▸ TO BE DONE
Find every row below that contains the word "axis" and copy each one. Case counts.

▸ EXTRACTED INFORMATION

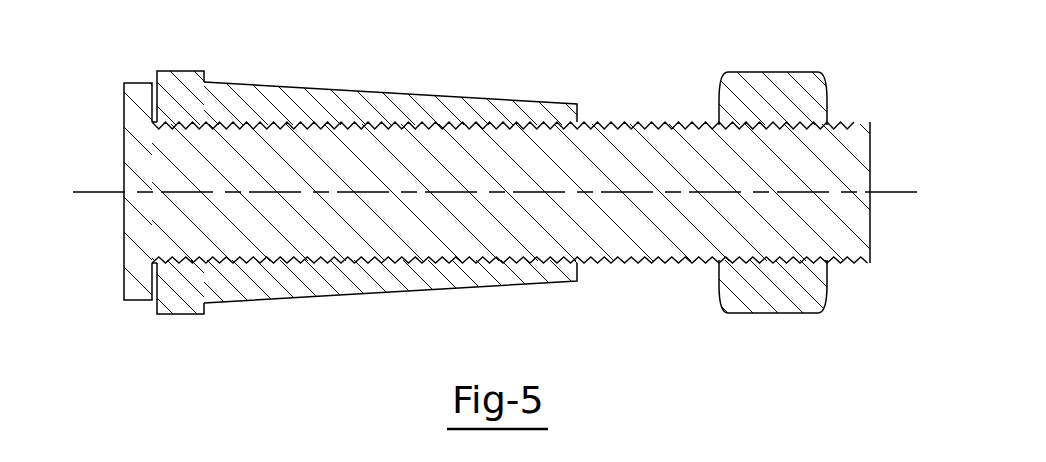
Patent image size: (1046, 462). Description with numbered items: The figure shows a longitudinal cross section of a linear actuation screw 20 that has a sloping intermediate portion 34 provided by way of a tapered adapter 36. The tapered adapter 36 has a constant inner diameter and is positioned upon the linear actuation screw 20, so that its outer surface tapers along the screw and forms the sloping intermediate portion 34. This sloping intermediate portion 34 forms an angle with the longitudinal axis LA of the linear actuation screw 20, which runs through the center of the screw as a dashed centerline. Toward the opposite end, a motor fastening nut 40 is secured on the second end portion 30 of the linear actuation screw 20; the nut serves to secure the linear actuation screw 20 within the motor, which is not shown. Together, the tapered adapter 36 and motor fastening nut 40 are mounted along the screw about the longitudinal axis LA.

The linear actuation screw 20 is at (170, 158).
The second end portion 30 is at (813, 248).
The sloping intermediate portion 34 is at (400, 93).
The tapered adapter 36 is at (166, 66).
The motor fastening nut 40 is at (797, 72).
The longitudinal axis LA is at (95, 194).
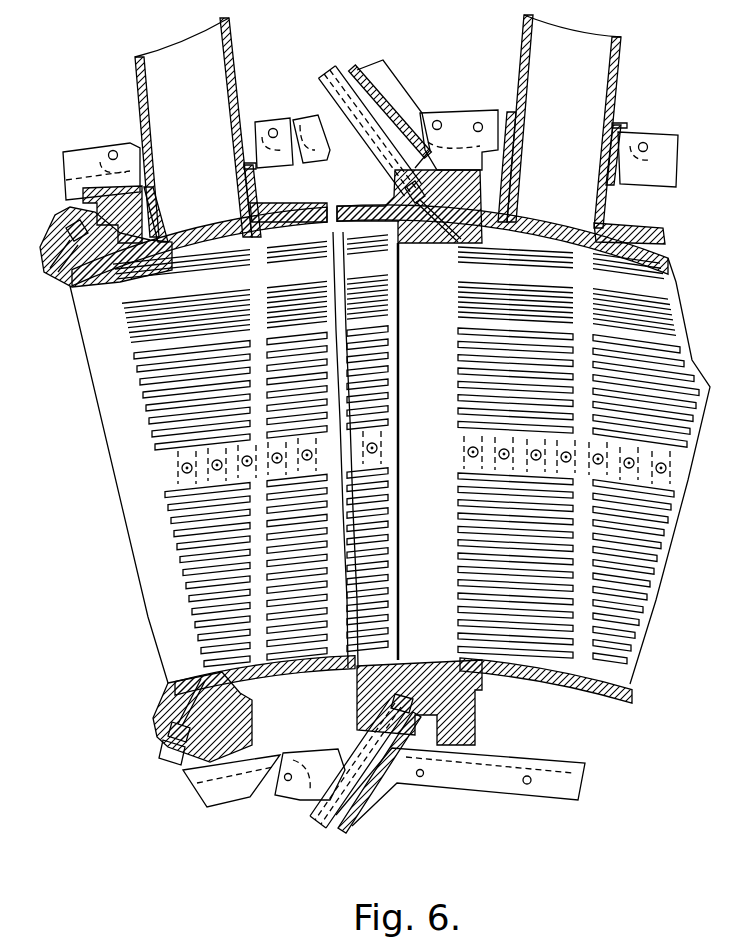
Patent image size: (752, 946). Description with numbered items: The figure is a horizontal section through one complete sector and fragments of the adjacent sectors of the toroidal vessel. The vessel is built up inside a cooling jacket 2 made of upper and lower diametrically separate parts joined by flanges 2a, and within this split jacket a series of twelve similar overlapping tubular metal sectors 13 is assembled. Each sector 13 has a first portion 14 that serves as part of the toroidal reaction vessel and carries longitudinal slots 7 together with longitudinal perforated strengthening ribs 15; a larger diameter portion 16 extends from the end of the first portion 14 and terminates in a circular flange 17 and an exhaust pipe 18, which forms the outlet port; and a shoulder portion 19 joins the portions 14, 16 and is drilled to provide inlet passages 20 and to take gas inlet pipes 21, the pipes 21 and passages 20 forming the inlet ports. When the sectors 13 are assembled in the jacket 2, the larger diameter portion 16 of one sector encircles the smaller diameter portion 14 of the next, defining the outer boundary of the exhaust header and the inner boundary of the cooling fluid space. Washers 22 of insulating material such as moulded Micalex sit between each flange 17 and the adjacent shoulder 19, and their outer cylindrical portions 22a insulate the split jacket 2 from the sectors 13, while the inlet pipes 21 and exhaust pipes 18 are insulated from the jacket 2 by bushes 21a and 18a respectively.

The cooling jacket 2 is at (270, 120).
The flanges 2a is at (92, 150).
The longitudinal slots 7 is at (157, 410).
The tubular metal sectors 13 is at (413, 223).
The first portion of sector 14 is at (213, 247).
The longitudinal perforated strengthening ribs 15 is at (177, 457).
The larger diameter portion 16 is at (272, 212).
The circular flange 17 is at (158, 220).
The exhaust pipe 18 is at (197, 86).
The bush 18a is at (249, 160).
The shoulder portion 19 is at (63, 267).
The inlet passages 20 is at (110, 267).
The gas inlet pipes 21 is at (328, 78).
The bush 21a is at (350, 68).
The washers 22 is at (110, 187).
The outer cylindrical portions of washers 22a is at (93, 193).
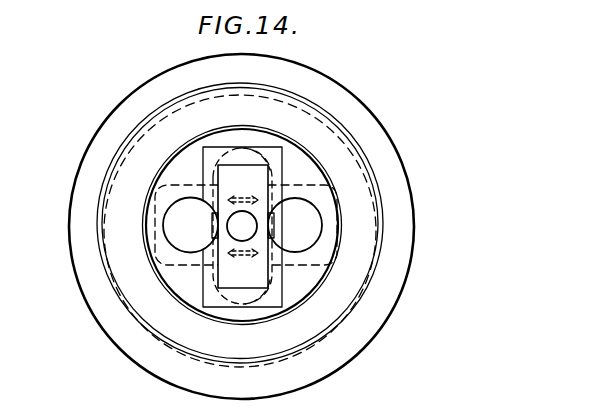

▸ THE RESULT
Patent image size: (1046, 462). Description with numbered items: The figure shows a longitudinal cross section of a linear actuation screw 20 that has a sloping intermediate portion 34 provided by way of a tapered adapter 36. The tapered adapter 36 has a constant inner diameter and is positioned upon the linear actuation screw 20, so that its outer surface tapers along the screw and forms the sloping intermediate portion 34. This sloping intermediate portion 34 forms an angle with the longitudinal axis LA of the linear actuation screw 20, which runs through the center of the screw as a dashed centerline. Toward the opposite end, a motor fastening nut 40 is secured on the second end portion 30 of the linear actuation screw 20; the nut serves to secure the linear actuation screw 20 within the motor, which is not shown. Together, the tapered adapter 36 and motor fastening nut 40 are mounted along the screw about the longitudinal axis LA.
The longitudinal axis LA is at (95, 194).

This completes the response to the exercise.